Visual layout records
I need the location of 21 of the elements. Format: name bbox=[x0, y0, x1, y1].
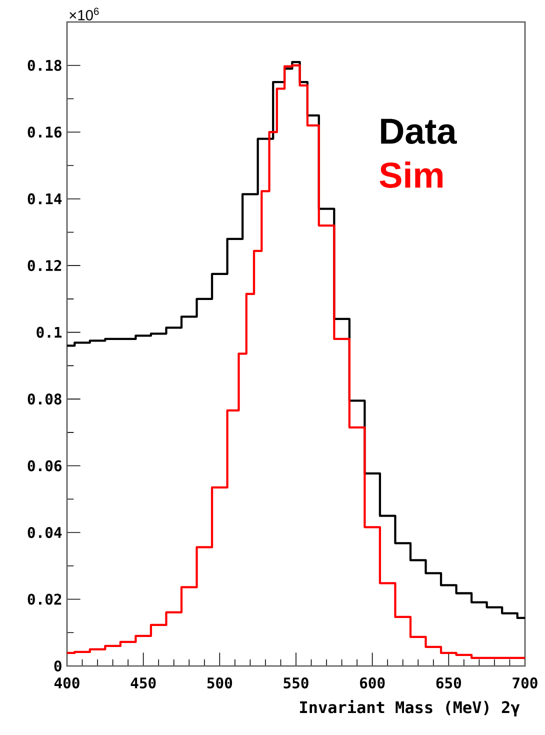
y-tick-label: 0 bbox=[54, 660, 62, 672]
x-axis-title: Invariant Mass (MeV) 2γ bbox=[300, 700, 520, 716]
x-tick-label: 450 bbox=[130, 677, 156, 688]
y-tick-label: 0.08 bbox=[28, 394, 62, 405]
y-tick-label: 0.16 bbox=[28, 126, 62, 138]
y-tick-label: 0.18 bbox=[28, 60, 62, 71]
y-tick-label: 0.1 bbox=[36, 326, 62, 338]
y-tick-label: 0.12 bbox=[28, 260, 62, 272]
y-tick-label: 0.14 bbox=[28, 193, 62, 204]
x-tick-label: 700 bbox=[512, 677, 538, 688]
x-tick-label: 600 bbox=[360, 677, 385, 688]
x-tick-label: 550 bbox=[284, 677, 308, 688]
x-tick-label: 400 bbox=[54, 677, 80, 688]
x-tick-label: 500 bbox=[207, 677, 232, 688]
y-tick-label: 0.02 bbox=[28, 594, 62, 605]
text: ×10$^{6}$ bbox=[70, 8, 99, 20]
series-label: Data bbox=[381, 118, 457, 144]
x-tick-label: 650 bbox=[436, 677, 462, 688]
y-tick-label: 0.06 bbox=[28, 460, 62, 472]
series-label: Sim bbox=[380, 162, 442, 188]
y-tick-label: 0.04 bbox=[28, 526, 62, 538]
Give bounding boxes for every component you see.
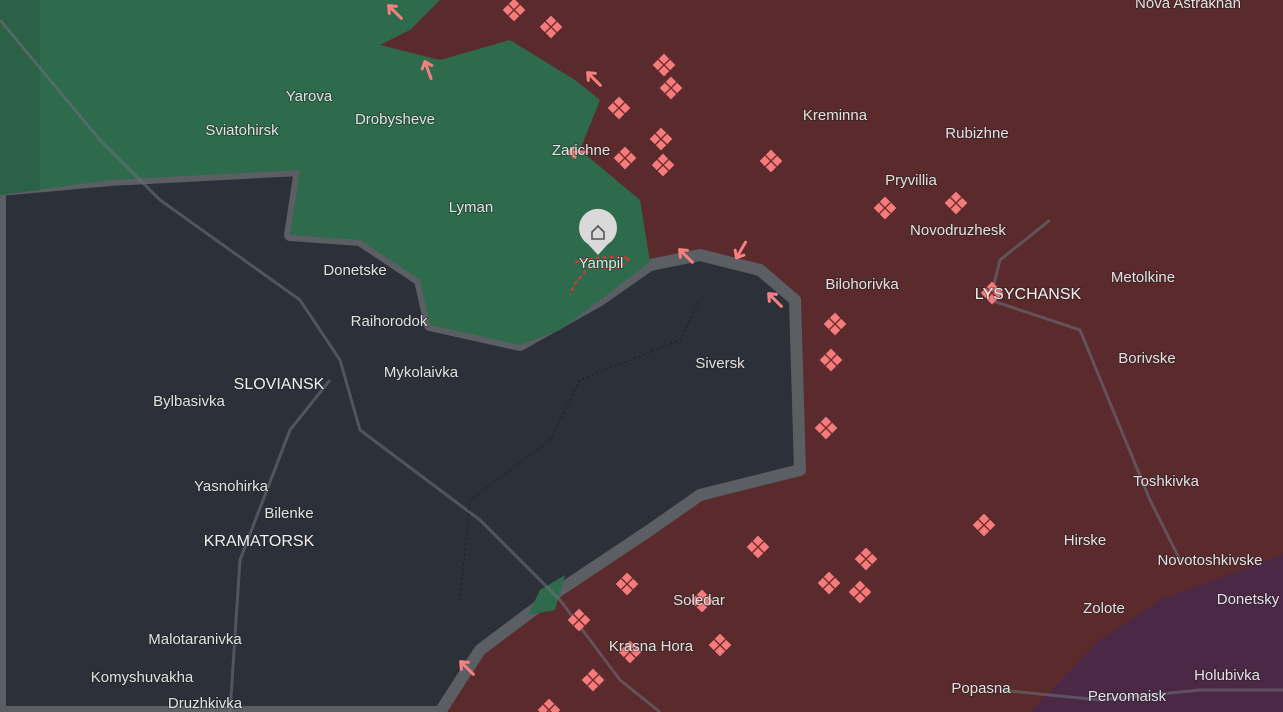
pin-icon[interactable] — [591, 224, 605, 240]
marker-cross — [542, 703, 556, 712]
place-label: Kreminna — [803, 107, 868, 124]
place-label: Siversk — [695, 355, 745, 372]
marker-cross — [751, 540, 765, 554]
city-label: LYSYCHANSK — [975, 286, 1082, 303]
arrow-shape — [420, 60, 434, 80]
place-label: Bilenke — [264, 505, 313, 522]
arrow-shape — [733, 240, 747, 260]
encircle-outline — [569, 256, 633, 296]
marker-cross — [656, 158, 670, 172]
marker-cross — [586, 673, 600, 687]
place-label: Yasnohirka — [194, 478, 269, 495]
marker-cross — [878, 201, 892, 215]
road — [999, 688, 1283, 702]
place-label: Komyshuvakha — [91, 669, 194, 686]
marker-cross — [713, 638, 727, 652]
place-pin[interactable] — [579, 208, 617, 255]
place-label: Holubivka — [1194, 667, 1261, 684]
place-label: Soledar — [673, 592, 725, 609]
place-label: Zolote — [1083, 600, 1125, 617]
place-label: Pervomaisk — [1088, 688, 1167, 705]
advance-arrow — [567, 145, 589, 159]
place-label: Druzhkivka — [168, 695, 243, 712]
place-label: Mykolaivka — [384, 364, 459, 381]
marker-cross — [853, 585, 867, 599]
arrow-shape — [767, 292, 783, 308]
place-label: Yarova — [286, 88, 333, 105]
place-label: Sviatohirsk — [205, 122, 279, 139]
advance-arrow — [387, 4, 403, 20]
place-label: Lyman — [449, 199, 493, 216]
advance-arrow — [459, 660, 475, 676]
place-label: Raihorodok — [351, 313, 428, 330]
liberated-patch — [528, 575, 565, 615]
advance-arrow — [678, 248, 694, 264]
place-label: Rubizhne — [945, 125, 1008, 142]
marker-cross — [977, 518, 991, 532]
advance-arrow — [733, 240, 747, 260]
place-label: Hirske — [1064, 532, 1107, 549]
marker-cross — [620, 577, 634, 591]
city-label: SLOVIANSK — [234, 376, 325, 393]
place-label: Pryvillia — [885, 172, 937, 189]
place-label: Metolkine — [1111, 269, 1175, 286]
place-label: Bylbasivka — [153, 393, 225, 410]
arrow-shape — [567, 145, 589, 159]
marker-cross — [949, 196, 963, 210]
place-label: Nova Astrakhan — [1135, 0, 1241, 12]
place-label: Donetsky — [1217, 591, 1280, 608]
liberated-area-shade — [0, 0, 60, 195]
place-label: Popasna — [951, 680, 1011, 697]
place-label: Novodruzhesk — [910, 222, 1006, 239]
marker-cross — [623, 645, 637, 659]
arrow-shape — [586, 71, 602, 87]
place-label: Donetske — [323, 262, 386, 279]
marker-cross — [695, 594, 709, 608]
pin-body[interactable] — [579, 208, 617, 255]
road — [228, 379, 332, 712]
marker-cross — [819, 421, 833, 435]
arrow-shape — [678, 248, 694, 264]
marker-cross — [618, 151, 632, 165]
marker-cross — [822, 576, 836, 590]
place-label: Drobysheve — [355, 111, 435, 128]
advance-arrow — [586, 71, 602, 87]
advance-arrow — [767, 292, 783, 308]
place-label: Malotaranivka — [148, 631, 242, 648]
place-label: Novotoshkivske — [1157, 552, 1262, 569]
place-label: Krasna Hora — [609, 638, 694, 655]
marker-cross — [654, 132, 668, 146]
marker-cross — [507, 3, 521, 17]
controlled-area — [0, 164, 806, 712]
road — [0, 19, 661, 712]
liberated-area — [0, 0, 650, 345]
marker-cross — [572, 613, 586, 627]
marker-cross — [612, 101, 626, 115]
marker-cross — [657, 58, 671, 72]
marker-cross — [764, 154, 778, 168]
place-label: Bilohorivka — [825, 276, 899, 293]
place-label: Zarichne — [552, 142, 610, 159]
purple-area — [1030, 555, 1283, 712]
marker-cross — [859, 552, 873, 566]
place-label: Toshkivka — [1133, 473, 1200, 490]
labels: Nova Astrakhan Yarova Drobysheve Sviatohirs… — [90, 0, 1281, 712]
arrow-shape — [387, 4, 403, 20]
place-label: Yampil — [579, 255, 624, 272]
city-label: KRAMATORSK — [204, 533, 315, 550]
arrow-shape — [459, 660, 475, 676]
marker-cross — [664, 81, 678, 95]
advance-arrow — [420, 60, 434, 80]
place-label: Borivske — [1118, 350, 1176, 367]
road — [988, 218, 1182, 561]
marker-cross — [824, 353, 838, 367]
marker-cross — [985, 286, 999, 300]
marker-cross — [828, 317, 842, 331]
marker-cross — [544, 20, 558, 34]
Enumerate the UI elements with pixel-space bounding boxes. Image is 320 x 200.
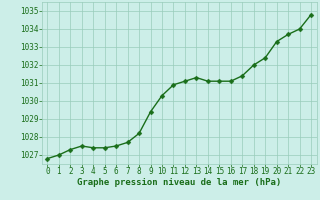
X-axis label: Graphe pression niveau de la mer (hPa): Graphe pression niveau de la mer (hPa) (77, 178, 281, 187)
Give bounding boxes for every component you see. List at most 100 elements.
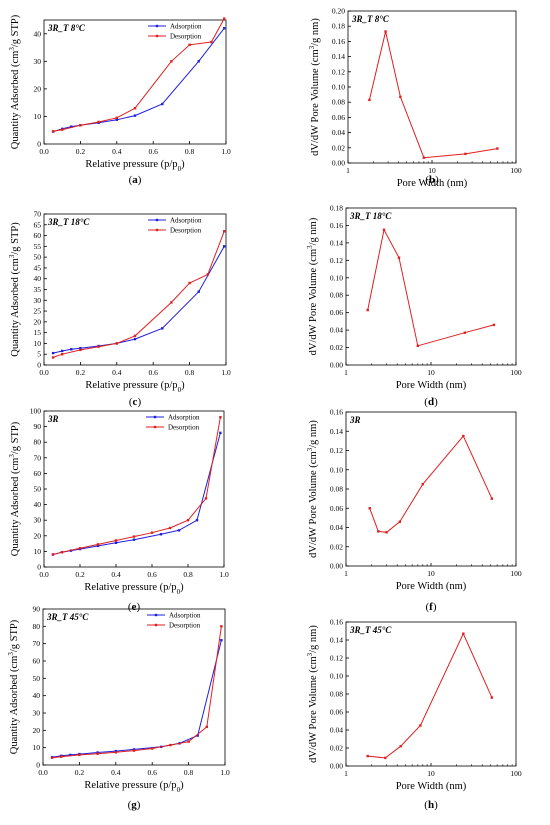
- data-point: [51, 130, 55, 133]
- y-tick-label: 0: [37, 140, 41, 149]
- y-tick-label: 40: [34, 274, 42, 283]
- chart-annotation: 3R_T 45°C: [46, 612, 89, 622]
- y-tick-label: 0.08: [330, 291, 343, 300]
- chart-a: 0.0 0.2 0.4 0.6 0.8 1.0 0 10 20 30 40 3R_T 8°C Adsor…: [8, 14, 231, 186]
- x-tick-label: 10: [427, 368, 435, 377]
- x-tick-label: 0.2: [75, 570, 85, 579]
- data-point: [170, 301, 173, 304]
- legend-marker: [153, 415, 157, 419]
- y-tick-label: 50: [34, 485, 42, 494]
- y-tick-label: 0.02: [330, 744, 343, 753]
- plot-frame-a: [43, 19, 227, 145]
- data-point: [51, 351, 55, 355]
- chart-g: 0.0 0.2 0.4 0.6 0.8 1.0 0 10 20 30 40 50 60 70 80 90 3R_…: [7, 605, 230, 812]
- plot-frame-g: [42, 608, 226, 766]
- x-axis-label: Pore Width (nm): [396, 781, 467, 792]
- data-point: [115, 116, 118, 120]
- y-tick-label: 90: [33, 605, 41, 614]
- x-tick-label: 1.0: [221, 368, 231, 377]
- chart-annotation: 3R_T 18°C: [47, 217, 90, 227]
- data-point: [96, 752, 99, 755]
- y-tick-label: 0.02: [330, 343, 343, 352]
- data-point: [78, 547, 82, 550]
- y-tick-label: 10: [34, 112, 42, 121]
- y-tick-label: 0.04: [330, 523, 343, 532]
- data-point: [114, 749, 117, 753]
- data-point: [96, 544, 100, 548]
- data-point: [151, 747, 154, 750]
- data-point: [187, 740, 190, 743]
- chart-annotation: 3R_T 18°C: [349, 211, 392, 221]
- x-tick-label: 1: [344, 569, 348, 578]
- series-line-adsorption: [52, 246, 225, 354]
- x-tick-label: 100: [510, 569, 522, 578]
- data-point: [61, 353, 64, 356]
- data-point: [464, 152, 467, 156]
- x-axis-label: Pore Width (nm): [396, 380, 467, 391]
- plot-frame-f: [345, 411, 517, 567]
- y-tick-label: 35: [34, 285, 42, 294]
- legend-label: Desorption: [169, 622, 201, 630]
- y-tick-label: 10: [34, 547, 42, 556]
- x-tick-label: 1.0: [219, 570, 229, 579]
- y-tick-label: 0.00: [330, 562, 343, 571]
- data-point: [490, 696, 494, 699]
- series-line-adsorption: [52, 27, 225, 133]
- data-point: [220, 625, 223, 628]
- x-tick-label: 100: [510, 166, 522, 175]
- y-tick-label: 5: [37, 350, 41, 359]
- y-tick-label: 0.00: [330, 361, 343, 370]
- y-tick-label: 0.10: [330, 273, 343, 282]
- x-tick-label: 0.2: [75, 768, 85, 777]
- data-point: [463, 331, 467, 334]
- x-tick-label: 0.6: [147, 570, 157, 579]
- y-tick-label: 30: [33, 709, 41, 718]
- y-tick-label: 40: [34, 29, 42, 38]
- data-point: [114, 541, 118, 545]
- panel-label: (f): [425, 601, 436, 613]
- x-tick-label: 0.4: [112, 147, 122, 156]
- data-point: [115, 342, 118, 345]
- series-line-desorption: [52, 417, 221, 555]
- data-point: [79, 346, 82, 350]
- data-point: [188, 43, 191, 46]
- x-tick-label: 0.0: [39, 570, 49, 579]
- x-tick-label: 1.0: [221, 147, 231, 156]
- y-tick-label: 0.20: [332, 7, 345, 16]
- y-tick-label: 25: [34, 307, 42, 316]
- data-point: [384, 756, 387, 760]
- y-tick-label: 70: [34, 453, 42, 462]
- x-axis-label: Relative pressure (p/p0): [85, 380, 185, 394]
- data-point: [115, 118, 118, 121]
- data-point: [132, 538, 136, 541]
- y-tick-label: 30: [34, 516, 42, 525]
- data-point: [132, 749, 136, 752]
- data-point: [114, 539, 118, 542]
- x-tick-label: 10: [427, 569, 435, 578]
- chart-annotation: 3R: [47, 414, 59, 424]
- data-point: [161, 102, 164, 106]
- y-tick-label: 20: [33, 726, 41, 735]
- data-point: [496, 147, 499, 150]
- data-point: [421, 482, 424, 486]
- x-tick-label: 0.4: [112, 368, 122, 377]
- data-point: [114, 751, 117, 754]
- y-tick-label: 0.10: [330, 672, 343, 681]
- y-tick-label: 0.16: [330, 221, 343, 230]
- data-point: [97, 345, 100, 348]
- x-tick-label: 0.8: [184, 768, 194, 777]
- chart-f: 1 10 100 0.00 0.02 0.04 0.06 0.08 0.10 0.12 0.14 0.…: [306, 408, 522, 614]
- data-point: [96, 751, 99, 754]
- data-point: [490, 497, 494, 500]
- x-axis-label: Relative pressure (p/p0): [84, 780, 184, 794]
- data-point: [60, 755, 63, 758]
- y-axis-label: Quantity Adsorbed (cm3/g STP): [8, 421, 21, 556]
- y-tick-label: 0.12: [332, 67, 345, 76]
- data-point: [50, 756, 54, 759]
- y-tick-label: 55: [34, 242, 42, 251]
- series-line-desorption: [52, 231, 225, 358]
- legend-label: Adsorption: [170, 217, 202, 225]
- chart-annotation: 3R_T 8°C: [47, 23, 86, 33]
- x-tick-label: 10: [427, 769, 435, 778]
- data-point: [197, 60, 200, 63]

__What to produce__
Gather every line of the listing above that contains the word "advance".

__Answer to the exercise__
advance-arrow — [567, 145, 589, 159]
advance-arrow — [387, 4, 403, 20]
advance-arrow — [459, 660, 475, 676]
advance-arrow — [678, 248, 694, 264]
advance-arrow — [733, 240, 747, 260]
advance-arrow — [586, 71, 602, 87]
advance-arrow — [767, 292, 783, 308]
advance-arrow — [420, 60, 434, 80]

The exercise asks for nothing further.